======== Stored data ========
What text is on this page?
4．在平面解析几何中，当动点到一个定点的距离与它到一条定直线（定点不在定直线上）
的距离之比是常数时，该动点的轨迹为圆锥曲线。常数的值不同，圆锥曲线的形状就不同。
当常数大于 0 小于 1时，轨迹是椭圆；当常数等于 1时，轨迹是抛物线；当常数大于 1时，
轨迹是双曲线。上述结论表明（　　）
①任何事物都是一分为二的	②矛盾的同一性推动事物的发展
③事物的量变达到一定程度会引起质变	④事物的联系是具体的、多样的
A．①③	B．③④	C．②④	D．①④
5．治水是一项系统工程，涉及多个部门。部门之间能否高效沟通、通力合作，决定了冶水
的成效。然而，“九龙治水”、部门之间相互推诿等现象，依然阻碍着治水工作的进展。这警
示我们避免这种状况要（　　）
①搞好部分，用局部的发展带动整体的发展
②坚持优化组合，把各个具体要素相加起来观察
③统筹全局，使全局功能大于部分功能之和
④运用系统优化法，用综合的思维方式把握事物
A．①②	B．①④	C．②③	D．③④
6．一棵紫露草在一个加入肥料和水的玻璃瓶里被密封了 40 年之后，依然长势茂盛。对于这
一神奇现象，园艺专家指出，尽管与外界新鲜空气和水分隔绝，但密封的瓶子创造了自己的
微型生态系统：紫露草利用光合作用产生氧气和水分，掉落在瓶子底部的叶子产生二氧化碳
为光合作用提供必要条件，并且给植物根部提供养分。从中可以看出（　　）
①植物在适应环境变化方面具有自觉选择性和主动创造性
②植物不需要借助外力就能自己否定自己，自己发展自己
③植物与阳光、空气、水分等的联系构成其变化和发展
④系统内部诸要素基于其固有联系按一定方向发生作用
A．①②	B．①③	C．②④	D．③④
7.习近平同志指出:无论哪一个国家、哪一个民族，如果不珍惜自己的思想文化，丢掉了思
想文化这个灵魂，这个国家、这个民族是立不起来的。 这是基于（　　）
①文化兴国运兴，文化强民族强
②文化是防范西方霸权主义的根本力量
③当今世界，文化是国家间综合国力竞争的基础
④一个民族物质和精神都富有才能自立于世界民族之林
========
Using the listing above, retype each line exactly.

Exercise response
What text is on this page?
4．在平面解析几何中，当动点到一个定点的距离与它到一条定直线（定点不在定直线上）
的距离之比是常数时，该动点的轨迹为圆锥曲线。常数的值不同，圆锥曲线的形状就不同。
当常数大于 0 小于 1时，轨迹是椭圆；当常数等于 1时，轨迹是抛物线；当常数大于 1时，
轨迹是双曲线。上述结论表明（　　）
①任何事物都是一分为二的	②矛盾的同一性推动事物的发展
③事物的量变达到一定程度会引起质变	④事物的联系是具体的、多样的
A．①③	B．③④	C．②④	D．①④
5．治水是一项系统工程，涉及多个部门。部门之间能否高效沟通、通力合作，决定了冶水
的成效。然而，“九龙治水”、部门之间相互推诿等现象，依然阻碍着治水工作的进展。这警
示我们避免这种状况要（　　）
①搞好部分，用局部的发展带动整体的发展
②坚持优化组合，把各个具体要素相加起来观察
③统筹全局，使全局功能大于部分功能之和
④运用系统优化法，用综合的思维方式把握事物
A．①②	B．①④	C．②③	D．③④
6．一棵紫露草在一个加入肥料和水的玻璃瓶里被密封了 40 年之后，依然长势茂盛。对于这
一神奇现象，园艺专家指出，尽管与外界新鲜空气和水分隔绝，但密封的瓶子创造了自己的
微型生态系统：紫露草利用光合作用产生氧气和水分，掉落在瓶子底部的叶子产生二氧化碳
为光合作用提供必要条件，并且给植物根部提供养分。从中可以看出（　　）
①植物在适应环境变化方面具有自觉选择性和主动创造性
②植物不需要借助外力就能自己否定自己，自己发展自己
③植物与阳光、空气、水分等的联系构成其变化和发展
④系统内部诸要素基于其固有联系按一定方向发生作用
A．①②	B．①③	C．②④	D．③④
7.习近平同志指出:无论哪一个国家、哪一个民族，如果不珍惜自己的思想文化，丢掉了思
想文化这个灵魂，这个国家、这个民族是立不起来的。 这是基于（　　）
①文化兴国运兴，文化强民族强
②文化是防范西方霸权主义的根本力量
③当今世界，文化是国家间综合国力竞争的基础
④一个民族物质和精神都富有才能自立于世界民族之林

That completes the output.